═════ Records to process ═════

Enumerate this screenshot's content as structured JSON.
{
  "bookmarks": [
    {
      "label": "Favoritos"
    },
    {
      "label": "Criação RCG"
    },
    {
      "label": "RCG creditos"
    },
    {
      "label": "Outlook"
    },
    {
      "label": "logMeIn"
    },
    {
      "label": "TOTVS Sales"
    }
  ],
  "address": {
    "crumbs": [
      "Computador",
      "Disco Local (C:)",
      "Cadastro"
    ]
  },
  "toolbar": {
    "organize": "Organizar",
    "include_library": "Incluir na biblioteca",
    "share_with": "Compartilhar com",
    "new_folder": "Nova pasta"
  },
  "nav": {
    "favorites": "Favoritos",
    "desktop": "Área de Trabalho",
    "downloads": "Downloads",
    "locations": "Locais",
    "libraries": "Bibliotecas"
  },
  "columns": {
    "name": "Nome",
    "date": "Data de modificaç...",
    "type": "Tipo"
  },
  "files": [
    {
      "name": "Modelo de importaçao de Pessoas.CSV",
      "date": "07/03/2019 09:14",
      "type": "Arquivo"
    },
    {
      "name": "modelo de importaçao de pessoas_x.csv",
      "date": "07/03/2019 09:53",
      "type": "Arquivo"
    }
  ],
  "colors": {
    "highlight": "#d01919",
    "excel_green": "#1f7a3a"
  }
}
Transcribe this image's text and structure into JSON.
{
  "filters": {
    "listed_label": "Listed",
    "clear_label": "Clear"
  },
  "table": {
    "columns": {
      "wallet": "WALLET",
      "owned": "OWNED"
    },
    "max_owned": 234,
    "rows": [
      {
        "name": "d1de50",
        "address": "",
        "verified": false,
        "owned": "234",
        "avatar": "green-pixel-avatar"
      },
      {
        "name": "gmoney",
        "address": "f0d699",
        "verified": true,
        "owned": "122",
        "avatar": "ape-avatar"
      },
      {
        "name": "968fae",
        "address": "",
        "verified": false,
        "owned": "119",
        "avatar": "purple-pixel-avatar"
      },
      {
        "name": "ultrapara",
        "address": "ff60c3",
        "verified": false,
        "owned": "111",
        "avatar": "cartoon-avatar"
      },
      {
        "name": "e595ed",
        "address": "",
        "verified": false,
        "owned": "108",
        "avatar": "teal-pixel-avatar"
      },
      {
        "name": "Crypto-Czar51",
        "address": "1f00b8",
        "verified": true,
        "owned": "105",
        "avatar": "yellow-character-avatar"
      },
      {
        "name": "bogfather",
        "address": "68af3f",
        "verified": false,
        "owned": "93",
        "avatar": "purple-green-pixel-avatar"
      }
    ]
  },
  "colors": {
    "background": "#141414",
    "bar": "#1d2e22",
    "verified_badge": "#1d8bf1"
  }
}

═════

Your task is to write out the lines from the one with "Transcribe this image's" through the end of the records, exactly and with nothing added.

## Problem solution:
Transcribe this image's text and structure into JSON.
{
  "filters": {
    "listed_label": "Listed",
    "clear_label": "Clear"
  },
  "table": {
    "columns": {
      "wallet": "WALLET",
      "owned": "OWNED"
    },
    "max_owned": 234,
    "rows": [
      {
        "name": "d1de50",
        "address": "",
        "verified": false,
        "owned": "234",
        "avatar": "green-pixel-avatar"
      },
      {
        "name": "gmoney",
        "address": "f0d699",
        "verified": true,
        "owned": "122",
        "avatar": "ape-avatar"
      },
      {
        "name": "968fae",
        "address": "",
        "verified": false,
        "owned": "119",
        "avatar": "purple-pixel-avatar"
      },
      {
        "name": "ultrapara",
        "address": "ff60c3",
        "verified": false,
        "owned": "111",
        "avatar": "cartoon-avatar"
      },
      {
        "name": "e595ed",
        "address": "",
        "verified": false,
        "owned": "108",
        "avatar": "teal-pixel-avatar"
      },
      {
        "name": "Crypto-Czar51",
        "address": "1f00b8",
        "verified": true,
        "owned": "105",
        "avatar": "yellow-character-avatar"
      },
      {
        "name": "bogfather",
        "address": "68af3f",
        "verified": false,
        "owned": "93",
        "avatar": "purple-green-pixel-avatar"
      }
    ]
  },
  "colors": {
    "background": "#141414",
    "bar": "#1d2e22",
    "verified_badge": "#1d8bf1"
  }
}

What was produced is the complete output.